--- START ---

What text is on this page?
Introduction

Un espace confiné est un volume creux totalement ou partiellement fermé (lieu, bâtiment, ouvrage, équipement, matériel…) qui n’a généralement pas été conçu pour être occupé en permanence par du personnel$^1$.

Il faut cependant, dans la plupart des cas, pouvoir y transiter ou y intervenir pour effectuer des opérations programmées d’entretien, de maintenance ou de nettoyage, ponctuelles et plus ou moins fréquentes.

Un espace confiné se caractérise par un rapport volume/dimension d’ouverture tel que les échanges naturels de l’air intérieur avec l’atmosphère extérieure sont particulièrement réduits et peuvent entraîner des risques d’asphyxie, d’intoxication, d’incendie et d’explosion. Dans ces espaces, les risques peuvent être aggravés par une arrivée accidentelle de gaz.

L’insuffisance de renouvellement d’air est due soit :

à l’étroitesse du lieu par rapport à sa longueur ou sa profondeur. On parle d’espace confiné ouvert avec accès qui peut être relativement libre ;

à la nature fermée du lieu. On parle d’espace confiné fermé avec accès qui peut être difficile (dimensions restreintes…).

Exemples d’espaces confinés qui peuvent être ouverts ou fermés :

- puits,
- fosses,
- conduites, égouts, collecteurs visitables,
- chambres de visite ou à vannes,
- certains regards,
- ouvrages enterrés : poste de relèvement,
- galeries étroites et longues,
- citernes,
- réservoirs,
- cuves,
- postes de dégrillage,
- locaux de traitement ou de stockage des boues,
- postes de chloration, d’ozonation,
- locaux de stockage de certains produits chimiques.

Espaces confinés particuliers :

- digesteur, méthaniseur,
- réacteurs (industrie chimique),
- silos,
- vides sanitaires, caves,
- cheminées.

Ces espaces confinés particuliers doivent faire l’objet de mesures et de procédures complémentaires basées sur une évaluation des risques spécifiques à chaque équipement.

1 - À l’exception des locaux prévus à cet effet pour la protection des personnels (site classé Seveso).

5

--- END ---

From the entries, copy out each line containing the word "stockage".

# Complete response:
- locaux de traitement ou de stockage des boues,
- locaux de stockage de certains produits chimiques.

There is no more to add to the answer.